§ TO BE DONE
Pull every "into" line out of the data below.

──────── ENTRIES SUPPLIED

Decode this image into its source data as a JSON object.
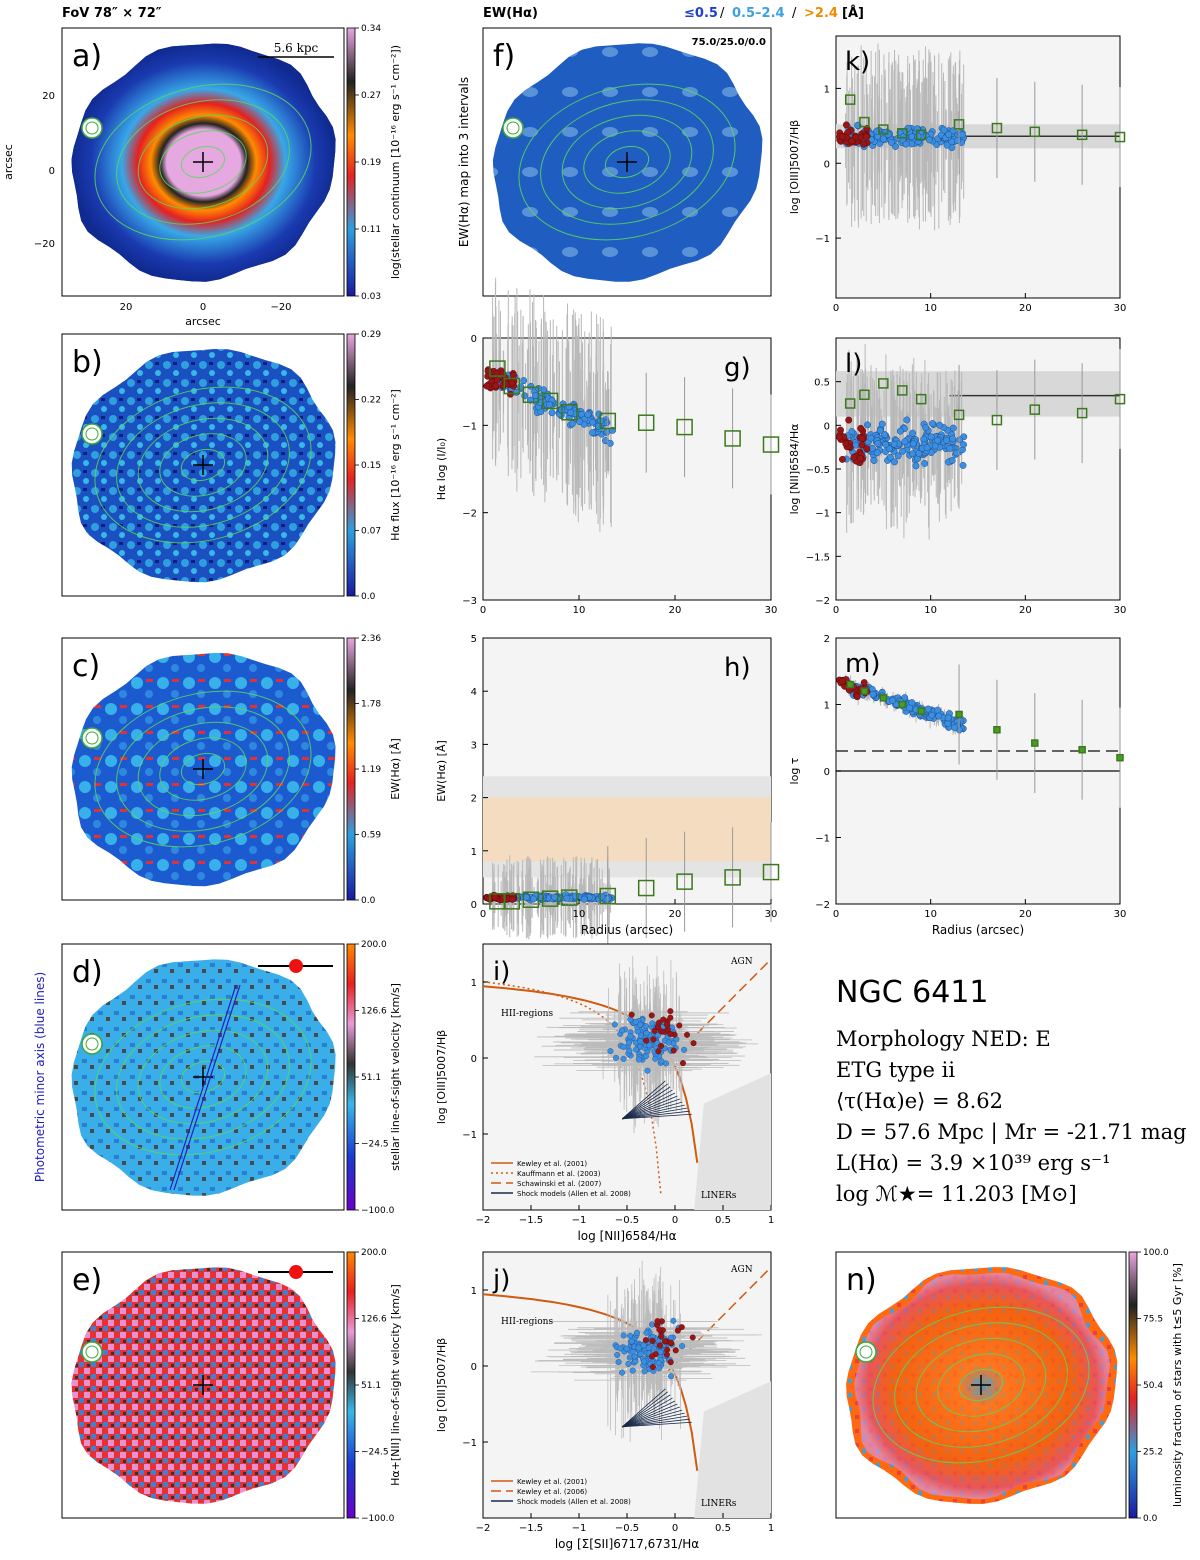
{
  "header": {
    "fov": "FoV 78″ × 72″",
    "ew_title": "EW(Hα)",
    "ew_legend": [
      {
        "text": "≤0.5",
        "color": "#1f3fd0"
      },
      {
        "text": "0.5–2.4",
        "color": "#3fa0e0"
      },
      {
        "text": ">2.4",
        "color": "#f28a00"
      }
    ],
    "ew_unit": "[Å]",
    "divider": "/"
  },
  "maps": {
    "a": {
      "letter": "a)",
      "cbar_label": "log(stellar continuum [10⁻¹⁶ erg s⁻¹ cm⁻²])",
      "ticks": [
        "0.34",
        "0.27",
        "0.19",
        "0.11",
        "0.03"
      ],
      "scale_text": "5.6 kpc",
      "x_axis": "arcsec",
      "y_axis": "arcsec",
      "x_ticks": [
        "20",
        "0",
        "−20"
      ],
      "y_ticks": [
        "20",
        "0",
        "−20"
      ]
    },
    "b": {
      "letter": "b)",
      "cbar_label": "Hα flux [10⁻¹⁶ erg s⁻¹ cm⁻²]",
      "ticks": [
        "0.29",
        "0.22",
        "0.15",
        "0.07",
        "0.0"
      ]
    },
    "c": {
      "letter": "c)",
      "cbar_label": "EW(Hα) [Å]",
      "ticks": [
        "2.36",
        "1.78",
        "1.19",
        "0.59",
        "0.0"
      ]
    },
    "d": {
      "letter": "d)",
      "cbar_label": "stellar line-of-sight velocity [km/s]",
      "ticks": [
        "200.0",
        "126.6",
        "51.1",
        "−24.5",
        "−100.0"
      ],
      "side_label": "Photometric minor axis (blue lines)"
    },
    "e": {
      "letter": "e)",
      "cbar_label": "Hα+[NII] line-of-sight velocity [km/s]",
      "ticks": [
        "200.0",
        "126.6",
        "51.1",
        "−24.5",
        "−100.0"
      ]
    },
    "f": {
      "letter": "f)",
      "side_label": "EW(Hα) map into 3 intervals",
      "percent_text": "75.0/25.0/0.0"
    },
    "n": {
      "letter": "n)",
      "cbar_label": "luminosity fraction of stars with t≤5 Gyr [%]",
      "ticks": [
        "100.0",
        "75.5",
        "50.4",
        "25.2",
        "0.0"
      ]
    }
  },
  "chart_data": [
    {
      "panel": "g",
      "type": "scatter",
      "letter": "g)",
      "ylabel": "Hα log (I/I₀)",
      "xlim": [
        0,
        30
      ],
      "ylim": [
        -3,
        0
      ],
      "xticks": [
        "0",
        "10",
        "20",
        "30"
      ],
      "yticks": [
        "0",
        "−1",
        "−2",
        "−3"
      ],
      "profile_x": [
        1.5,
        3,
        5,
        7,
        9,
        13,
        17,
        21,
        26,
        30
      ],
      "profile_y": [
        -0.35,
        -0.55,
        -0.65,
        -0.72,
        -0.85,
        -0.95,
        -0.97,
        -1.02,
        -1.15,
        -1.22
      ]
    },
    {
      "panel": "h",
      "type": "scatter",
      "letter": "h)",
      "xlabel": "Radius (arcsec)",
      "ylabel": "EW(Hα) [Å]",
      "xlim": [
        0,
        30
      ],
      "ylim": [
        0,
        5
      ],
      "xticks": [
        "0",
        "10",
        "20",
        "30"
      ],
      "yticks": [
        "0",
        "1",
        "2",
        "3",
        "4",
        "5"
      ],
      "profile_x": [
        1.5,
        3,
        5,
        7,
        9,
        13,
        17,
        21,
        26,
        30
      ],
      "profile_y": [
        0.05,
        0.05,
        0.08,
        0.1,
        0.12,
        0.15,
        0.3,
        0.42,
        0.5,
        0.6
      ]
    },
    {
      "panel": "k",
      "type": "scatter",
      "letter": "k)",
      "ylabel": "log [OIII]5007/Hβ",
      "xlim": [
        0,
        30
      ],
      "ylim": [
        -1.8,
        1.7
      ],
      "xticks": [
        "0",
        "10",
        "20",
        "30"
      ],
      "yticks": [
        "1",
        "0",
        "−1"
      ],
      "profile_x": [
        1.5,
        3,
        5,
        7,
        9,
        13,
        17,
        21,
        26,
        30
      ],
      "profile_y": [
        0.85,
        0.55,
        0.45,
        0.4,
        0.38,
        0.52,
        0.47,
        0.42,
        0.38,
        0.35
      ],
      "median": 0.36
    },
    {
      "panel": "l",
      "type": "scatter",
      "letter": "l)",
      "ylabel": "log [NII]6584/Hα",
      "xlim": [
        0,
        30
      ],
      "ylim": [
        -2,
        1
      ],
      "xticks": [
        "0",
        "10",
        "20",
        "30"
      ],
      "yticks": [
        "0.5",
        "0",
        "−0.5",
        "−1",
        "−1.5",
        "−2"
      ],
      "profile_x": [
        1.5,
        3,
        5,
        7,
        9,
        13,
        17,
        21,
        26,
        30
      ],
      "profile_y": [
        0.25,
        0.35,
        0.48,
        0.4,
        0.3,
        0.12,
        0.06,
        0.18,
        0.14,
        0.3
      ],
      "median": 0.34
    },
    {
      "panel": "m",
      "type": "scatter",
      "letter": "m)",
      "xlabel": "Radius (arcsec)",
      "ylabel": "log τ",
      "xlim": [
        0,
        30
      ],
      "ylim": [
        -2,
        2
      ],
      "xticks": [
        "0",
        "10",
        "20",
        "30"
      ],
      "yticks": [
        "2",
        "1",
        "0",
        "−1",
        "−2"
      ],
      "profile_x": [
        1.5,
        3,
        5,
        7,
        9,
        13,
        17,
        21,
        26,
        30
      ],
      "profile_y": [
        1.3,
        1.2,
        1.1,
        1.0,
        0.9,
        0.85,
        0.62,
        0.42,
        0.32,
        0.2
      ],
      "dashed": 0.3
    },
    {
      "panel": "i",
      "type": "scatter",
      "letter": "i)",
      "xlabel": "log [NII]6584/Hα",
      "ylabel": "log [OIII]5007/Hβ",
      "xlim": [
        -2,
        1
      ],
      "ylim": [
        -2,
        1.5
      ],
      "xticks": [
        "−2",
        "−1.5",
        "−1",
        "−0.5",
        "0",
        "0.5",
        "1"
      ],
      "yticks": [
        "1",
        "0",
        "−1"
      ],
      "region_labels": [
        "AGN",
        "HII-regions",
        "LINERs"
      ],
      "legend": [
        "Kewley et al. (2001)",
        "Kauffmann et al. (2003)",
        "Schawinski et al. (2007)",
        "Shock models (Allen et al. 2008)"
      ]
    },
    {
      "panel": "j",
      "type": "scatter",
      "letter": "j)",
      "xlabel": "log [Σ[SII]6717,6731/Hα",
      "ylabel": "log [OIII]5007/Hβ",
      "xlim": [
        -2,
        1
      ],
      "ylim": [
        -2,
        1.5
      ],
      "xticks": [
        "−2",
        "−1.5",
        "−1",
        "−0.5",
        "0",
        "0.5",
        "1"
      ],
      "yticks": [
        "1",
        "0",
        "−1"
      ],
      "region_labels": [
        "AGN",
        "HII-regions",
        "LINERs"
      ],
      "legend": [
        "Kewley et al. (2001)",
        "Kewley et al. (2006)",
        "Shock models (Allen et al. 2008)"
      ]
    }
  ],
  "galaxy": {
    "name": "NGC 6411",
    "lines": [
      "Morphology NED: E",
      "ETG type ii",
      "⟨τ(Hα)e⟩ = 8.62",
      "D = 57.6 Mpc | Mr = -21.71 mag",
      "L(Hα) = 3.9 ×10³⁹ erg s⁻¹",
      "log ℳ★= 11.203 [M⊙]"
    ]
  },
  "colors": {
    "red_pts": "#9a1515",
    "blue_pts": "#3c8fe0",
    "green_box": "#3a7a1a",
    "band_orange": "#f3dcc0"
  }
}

────────────────
──────── ENTRIES SUPPLIED

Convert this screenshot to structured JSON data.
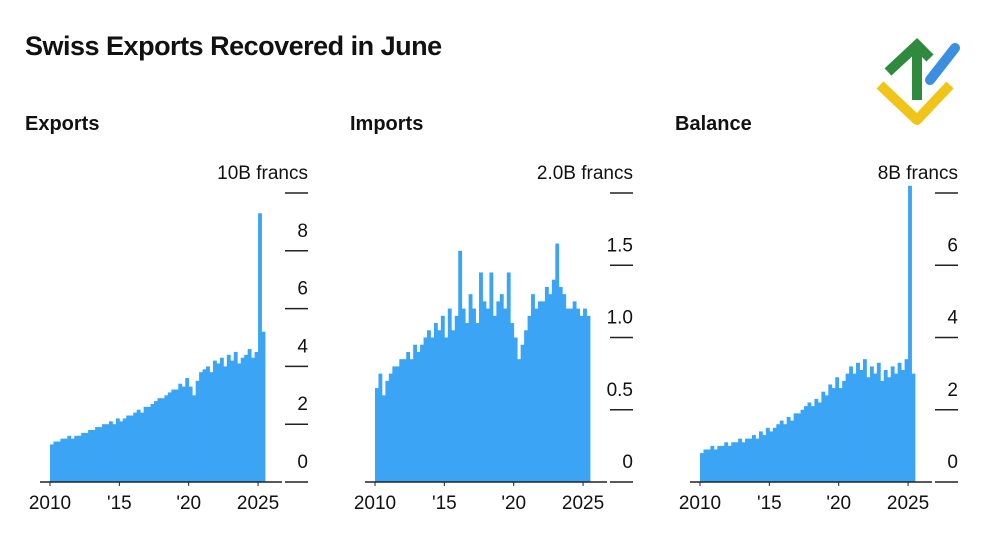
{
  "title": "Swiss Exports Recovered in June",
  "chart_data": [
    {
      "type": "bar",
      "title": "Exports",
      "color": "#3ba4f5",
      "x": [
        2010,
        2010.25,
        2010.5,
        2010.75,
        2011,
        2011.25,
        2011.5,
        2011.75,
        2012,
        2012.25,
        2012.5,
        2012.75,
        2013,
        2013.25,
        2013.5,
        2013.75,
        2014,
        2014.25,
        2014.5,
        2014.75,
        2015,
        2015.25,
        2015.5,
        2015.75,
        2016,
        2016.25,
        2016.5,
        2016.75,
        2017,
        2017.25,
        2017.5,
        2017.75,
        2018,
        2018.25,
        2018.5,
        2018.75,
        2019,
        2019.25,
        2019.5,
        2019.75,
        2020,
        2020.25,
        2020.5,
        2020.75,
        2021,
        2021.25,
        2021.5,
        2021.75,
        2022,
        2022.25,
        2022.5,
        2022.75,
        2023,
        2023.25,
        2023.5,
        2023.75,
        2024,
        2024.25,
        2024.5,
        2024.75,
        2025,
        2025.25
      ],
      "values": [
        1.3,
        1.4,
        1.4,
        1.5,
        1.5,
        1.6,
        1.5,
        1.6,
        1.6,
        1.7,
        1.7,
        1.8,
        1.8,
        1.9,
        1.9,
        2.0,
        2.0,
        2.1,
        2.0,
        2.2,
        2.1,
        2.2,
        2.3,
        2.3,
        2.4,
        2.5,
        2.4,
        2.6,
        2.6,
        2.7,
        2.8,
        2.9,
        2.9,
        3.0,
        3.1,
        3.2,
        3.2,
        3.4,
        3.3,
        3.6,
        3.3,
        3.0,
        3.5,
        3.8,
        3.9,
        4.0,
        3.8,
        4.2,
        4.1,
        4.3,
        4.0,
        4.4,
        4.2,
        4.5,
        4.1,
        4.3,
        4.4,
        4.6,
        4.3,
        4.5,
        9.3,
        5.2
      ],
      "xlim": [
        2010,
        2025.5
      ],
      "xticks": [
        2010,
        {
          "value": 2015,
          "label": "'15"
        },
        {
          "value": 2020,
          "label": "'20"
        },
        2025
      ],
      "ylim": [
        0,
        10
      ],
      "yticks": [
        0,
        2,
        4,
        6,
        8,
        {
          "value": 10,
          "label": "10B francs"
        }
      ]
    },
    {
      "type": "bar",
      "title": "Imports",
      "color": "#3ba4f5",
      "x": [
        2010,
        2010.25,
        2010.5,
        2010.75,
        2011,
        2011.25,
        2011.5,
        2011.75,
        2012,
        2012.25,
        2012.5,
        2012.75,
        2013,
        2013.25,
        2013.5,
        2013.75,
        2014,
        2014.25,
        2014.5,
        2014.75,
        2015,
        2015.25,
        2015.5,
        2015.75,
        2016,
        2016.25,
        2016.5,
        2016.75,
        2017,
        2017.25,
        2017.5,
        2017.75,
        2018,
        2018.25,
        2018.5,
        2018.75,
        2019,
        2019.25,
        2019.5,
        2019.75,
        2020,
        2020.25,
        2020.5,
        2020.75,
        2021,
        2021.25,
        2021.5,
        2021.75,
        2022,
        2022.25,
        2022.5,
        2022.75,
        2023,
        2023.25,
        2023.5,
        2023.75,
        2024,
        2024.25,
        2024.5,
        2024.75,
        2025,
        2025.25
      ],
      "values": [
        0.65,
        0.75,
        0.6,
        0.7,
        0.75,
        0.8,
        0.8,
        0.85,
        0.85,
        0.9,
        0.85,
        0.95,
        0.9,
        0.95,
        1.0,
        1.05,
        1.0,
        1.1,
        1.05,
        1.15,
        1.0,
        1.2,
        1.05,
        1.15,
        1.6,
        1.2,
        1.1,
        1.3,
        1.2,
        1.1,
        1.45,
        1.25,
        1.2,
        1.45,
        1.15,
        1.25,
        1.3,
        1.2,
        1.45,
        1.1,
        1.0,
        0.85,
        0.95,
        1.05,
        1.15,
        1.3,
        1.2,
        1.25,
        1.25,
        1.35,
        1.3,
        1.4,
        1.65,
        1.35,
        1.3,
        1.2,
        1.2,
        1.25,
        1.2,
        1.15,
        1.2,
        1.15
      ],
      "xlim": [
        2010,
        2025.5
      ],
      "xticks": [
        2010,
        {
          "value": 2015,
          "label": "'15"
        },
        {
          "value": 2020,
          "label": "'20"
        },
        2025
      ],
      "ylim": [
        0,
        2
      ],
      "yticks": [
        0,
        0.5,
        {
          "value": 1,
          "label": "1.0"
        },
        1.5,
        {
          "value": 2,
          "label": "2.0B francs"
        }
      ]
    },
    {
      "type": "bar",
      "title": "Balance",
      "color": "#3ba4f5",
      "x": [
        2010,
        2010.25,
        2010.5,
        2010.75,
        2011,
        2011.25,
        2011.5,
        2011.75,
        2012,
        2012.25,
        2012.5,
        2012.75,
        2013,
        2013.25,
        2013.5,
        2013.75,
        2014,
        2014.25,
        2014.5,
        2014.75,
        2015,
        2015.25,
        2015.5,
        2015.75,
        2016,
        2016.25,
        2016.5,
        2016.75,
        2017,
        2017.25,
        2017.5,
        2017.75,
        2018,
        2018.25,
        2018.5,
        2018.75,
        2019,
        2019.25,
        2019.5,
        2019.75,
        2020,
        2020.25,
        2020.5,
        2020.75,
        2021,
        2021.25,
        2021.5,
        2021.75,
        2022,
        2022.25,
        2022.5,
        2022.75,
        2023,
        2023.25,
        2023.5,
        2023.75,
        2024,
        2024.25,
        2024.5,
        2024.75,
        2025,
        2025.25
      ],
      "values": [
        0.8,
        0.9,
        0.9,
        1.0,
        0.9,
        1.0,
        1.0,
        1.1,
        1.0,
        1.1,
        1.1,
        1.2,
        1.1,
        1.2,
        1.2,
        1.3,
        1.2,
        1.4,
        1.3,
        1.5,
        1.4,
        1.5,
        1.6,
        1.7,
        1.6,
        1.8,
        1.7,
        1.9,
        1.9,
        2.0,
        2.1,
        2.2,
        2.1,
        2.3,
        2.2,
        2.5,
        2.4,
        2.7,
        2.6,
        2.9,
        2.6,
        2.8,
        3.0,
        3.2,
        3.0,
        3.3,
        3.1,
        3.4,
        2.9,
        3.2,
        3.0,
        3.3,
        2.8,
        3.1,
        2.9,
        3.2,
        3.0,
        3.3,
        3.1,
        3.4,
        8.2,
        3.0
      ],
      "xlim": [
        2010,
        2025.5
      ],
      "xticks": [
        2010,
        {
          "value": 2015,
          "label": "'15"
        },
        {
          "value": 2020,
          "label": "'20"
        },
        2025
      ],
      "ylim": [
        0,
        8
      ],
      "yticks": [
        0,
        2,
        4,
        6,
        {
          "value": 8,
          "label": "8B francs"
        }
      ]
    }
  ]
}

────────────────
──────── ENTRIES SUPPLIED

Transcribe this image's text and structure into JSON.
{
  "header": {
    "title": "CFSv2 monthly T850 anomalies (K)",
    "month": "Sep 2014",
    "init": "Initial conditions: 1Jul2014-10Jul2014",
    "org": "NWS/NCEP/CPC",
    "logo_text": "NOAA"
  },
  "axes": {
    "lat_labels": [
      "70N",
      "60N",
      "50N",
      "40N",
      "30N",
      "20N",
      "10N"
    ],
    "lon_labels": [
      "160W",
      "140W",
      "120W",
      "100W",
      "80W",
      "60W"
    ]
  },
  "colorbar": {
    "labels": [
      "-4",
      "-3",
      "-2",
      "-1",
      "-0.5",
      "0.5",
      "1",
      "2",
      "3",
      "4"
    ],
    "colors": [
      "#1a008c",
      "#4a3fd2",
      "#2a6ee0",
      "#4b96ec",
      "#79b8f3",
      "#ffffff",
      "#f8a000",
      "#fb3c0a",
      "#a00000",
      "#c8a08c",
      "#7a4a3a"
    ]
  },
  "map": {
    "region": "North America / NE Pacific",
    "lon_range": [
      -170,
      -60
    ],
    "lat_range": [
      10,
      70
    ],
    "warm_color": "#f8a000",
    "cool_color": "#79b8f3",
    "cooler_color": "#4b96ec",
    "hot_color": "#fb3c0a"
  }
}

────────────────

§ FULL OUTPUT
Decode this image into its source data as a JSON object.
      "side_label": "EW(Hα) map into 3 intervals",
Transcribe this image's text and structure into JSON.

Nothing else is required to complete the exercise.